## Given request
Exclude the pictures and return every line exactly as written.

* BEGIN Record extracts *

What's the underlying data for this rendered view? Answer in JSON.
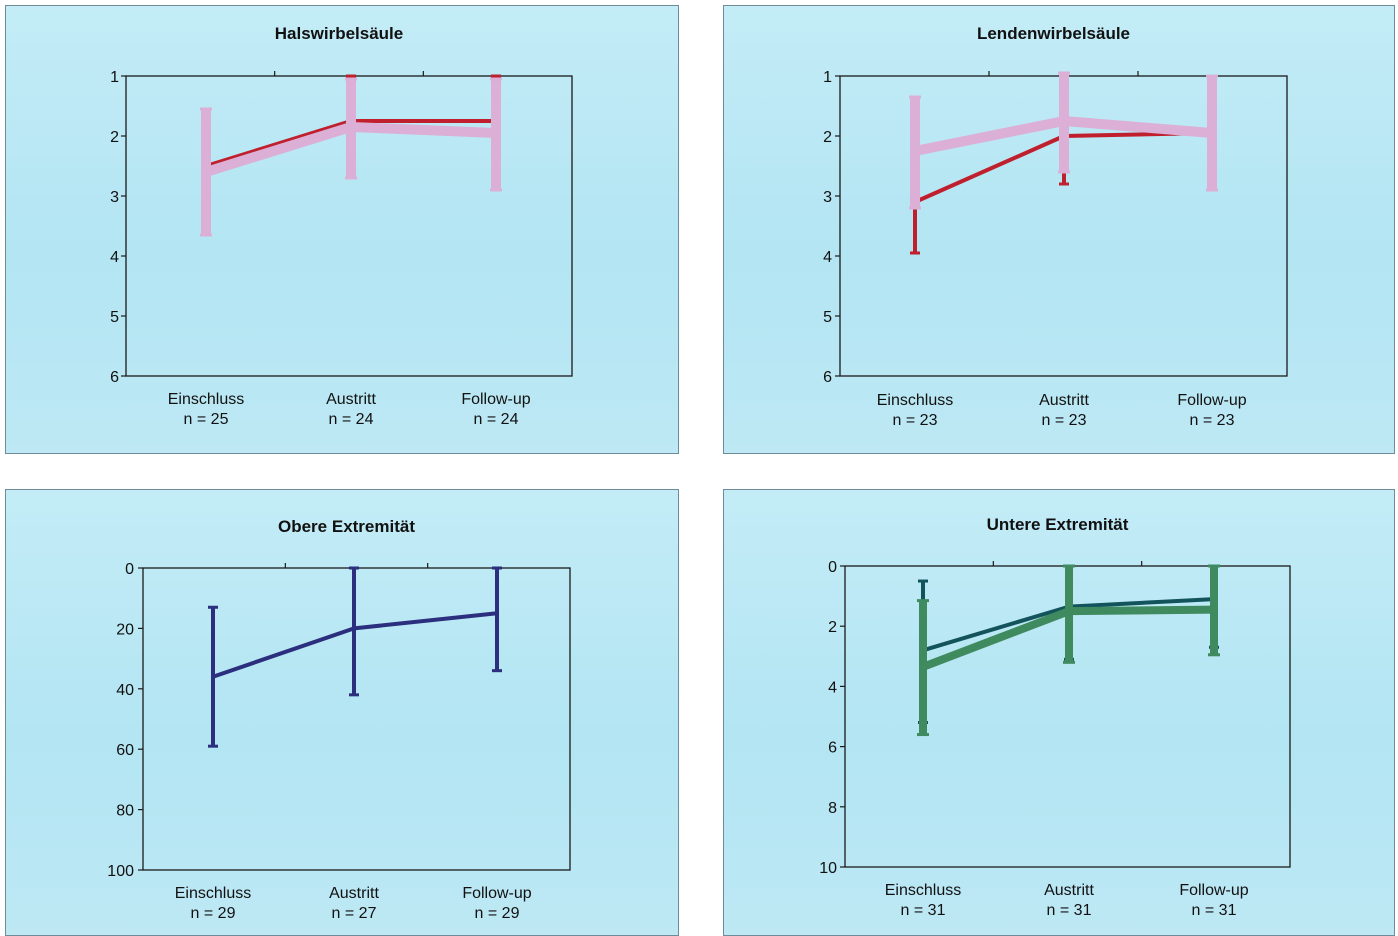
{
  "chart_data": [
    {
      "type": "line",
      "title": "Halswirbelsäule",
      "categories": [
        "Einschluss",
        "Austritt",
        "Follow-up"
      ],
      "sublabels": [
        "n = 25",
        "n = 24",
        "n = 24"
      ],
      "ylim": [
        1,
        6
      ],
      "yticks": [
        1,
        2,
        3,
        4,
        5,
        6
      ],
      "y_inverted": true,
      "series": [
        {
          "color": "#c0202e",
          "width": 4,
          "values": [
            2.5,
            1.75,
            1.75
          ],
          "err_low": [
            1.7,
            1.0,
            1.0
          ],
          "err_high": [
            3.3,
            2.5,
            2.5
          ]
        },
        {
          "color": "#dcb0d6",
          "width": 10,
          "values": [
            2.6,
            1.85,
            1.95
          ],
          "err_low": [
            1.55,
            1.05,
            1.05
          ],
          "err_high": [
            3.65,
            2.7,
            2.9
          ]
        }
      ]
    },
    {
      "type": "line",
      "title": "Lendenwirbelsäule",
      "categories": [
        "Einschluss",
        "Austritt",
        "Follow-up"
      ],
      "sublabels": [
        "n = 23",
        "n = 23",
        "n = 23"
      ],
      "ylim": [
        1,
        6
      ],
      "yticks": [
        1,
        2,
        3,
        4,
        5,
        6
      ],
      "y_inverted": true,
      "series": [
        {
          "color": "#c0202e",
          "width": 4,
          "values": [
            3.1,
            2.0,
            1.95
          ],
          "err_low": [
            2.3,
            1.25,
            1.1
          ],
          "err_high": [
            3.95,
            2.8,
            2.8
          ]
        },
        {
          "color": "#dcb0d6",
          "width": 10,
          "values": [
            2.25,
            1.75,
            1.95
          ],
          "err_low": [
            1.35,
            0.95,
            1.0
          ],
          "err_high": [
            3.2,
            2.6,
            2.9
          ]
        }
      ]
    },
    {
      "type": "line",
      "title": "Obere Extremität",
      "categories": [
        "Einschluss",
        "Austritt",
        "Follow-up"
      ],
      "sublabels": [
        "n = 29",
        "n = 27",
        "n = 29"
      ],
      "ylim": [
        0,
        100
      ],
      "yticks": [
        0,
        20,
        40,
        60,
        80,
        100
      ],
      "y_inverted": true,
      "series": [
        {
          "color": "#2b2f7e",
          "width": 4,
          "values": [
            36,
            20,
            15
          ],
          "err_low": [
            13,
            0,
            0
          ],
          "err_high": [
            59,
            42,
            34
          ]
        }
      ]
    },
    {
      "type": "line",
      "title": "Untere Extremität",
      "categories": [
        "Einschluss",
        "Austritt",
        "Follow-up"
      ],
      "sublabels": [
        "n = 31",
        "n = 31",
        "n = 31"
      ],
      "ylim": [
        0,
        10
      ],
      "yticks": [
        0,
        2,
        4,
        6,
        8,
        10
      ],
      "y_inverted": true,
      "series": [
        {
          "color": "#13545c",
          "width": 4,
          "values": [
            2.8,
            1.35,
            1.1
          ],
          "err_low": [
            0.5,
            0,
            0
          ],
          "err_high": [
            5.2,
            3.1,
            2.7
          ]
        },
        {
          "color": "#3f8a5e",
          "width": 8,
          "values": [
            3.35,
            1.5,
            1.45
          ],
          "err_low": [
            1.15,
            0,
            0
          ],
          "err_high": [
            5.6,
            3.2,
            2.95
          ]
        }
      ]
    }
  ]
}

* END Record extracts *

## Answer to this task
What's the underlying data for this rendered view? Answer in JSON.
{
  "chart_data": [
    {
      "type": "line",
      "title": "Halswirbelsäule",
      "categories": [
        "Einschluss",
        "Austritt",
        "Follow-up"
      ],
      "sublabels": [
        "n = 25",
        "n = 24",
        "n = 24"
      ],
      "ylim": [
        1,
        6
      ],
      "yticks": [
        1,
        2,
        3,
        4,
        5,
        6
      ],
      "y_inverted": true,
      "series": [
        {
          "color": "#c0202e",
          "width": 4,
          "values": [
            2.5,
            1.75,
            1.75
          ],
          "err_low": [
            1.7,
            1.0,
            1.0
          ],
          "err_high": [
            3.3,
            2.5,
            2.5
          ]
        },
        {
          "color": "#dcb0d6",
          "width": 10,
          "values": [
            2.6,
            1.85,
            1.95
          ],
          "err_low": [
            1.55,
            1.05,
            1.05
          ],
          "err_high": [
            3.65,
            2.7,
            2.9
          ]
        }
      ]
    },
    {
      "type": "line",
      "title": "Lendenwirbelsäule",
      "categories": [
        "Einschluss",
        "Austritt",
        "Follow-up"
      ],
      "sublabels": [
        "n = 23",
        "n = 23",
        "n = 23"
      ],
      "ylim": [
        1,
        6
      ],
      "yticks": [
        1,
        2,
        3,
        4,
        5,
        6
      ],
      "y_inverted": true,
      "series": [
        {
          "color": "#c0202e",
          "width": 4,
          "values": [
            3.1,
            2.0,
            1.95
          ],
          "err_low": [
            2.3,
            1.25,
            1.1
          ],
          "err_high": [
            3.95,
            2.8,
            2.8
          ]
        },
        {
          "color": "#dcb0d6",
          "width": 10,
          "values": [
            2.25,
            1.75,
            1.95
          ],
          "err_low": [
            1.35,
            0.95,
            1.0
          ],
          "err_high": [
            3.2,
            2.6,
            2.9
          ]
        }
      ]
    },
    {
      "type": "line",
      "title": "Obere Extremität",
      "categories": [
        "Einschluss",
        "Austritt",
        "Follow-up"
      ],
      "sublabels": [
        "n = 29",
        "n = 27",
        "n = 29"
      ],
      "ylim": [
        0,
        100
      ],
      "yticks": [
        0,
        20,
        40,
        60,
        80,
        100
      ],
      "y_inverted": true,
      "series": [
        {
          "color": "#2b2f7e",
          "width": 4,
          "values": [
            36,
            20,
            15
          ],
          "err_low": [
            13,
            0,
            0
          ],
          "err_high": [
            59,
            42,
            34
          ]
        }
      ]
    },
    {
      "type": "line",
      "title": "Untere Extremität",
      "categories": [
        "Einschluss",
        "Austritt",
        "Follow-up"
      ],
      "sublabels": [
        "n = 31",
        "n = 31",
        "n = 31"
      ],
      "ylim": [
        0,
        10
      ],
      "yticks": [
        0,
        2,
        4,
        6,
        8,
        10
      ],
      "y_inverted": true,
      "series": [
        {
          "color": "#13545c",
          "width": 4,
          "values": [
            2.8,
            1.35,
            1.1
          ],
          "err_low": [
            0.5,
            0,
            0
          ],
          "err_high": [
            5.2,
            3.1,
            2.7
          ]
        },
        {
          "color": "#3f8a5e",
          "width": 8,
          "values": [
            3.35,
            1.5,
            1.45
          ],
          "err_low": [
            1.15,
            0,
            0
          ],
          "err_high": [
            5.6,
            3.2,
            2.95
          ]
        }
      ]
    }
  ]
}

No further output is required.